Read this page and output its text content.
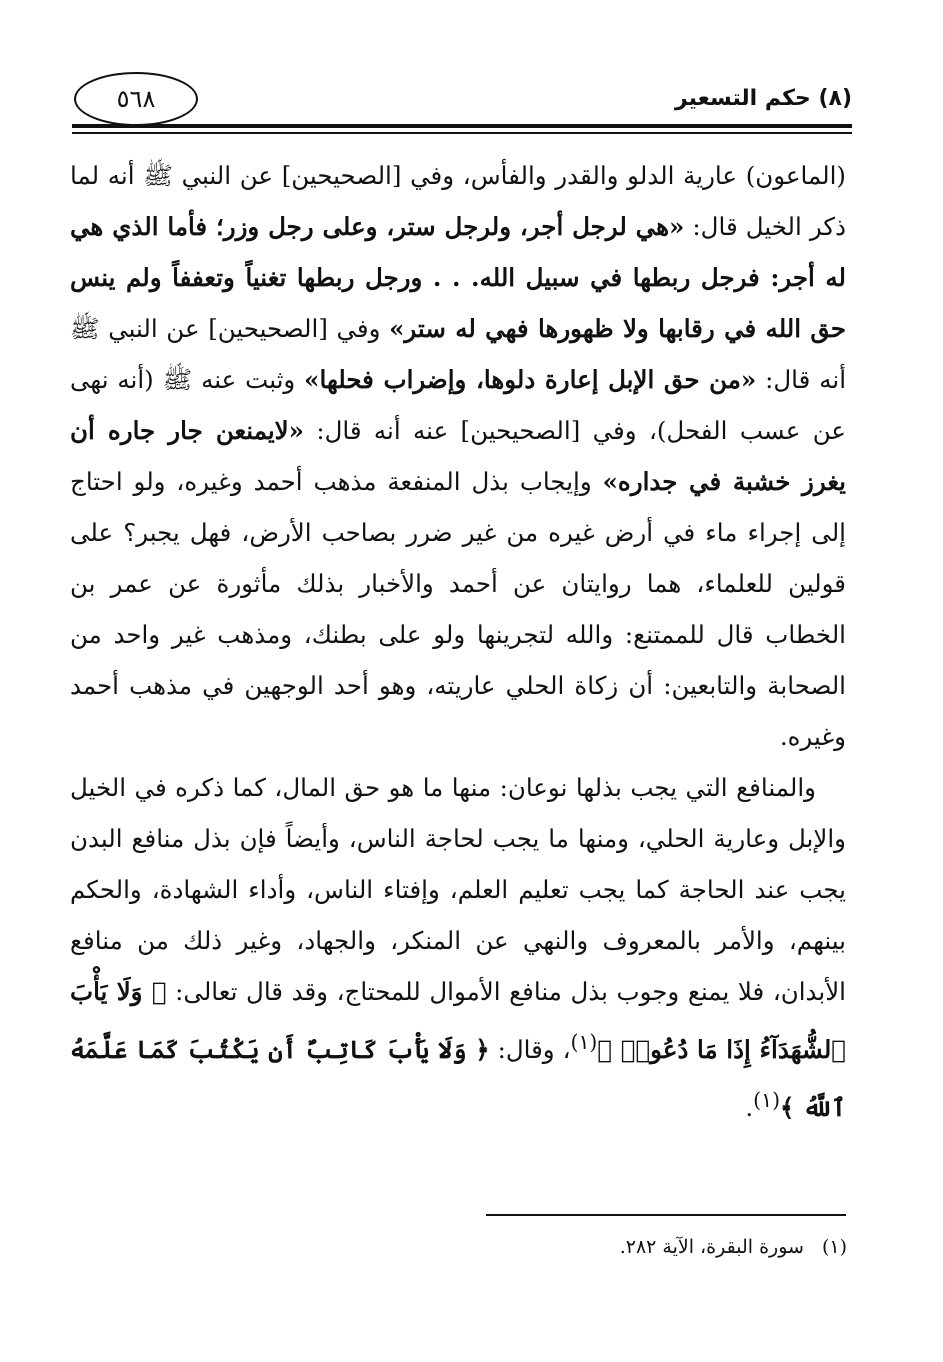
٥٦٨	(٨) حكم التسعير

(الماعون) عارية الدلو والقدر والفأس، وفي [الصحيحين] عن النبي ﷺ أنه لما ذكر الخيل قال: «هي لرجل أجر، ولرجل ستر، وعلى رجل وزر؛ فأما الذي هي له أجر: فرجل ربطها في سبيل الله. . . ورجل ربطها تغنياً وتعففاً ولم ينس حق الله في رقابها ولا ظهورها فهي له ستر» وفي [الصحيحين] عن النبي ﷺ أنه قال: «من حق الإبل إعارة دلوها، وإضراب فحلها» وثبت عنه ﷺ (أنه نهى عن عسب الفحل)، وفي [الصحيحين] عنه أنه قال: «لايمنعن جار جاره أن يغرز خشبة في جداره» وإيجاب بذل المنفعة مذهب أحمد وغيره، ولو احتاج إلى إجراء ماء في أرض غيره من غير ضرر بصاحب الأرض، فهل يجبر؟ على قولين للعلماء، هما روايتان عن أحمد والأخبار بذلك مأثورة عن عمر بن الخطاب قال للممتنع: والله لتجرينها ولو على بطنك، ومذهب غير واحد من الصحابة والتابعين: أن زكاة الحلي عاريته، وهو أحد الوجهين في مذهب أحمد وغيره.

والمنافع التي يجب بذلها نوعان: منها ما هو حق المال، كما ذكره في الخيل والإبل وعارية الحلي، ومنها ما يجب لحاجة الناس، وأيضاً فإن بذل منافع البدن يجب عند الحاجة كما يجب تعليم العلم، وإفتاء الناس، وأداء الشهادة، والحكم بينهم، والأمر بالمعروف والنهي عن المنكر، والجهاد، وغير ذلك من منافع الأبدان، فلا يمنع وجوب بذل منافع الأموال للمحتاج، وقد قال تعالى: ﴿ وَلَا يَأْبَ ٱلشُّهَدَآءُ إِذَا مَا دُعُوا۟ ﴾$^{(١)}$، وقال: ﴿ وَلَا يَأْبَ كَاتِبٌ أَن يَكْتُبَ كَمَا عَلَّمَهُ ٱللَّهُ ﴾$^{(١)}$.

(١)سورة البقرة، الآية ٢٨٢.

**Goal of the exercise**:
Copy, from the material, each line that holds the string "الخيل".

**Result for this exercise**:
(الماعون) عارية الدلو والقدر والفأس، وفي [الصحيحين] عن النبي ﷺ أنه لما ذكر الخيل قال: «هي لرجل أجر، ولرجل ستر، وعلى رجل وزر؛ فأما الذي هي له أجر: فرجل ربطها في سبيل الله. . . ورجل ربطها تغنياً وتعففاً ولم ينس حق الله في رقابها ولا ظهورها فهي له ستر» وفي [الصحيحين] عن النبي ﷺ أنه قال: «من حق الإبل إعارة دلوها، وإضراب فحلها» وثبت عنه ﷺ (أنه نهى عن عسب الفحل)، وفي [الصحيحين] عنه أنه قال: «لايمنعن جار جاره أن يغرز خشبة في جداره» وإيجاب بذل المنفعة مذهب أحمد وغيره، ولو احتاج إلى إجراء ماء في أرض غيره من غير ضرر بصاحب الأرض، فهل يجبر؟ على قولين للعلماء، هما روايتان عن أحمد والأخبار بذلك مأثورة عن عمر بن الخطاب قال للممتنع: والله لتجرينها ولو على بطنك، ومذهب غير واحد من الصحابة والتابعين: أن زكاة الحلي عاريته، وهو أحد الوجهين في مذهب أحمد وغيره.
والمنافع التي يجب بذلها نوعان: منها ما هو حق المال، كما ذكره في الخيل والإبل وعارية الحلي، ومنها ما يجب لحاجة الناس، وأيضاً فإن بذل منافع البدن يجب عند الحاجة كما يجب تعليم العلم، وإفتاء الناس، وأداء الشهادة، والحكم بينهم، والأمر بالمعروف والنهي عن المنكر، والجهاد، وغير ذلك من منافع الأبدان، فلا يمنع وجوب بذل منافع الأموال للمحتاج، وقد قال تعالى: ﴿ وَلَا يَأْبَ ٱلشُّهَدَآءُ إِذَا مَا دُعُوا۟ ﴾$^{(١)}$، وقال: ﴿ وَلَا يَأْبَ كَاتِبٌ أَن يَكْتُبَ كَمَا عَلَّمَهُ ٱللَّهُ ﴾$^{(١)}$.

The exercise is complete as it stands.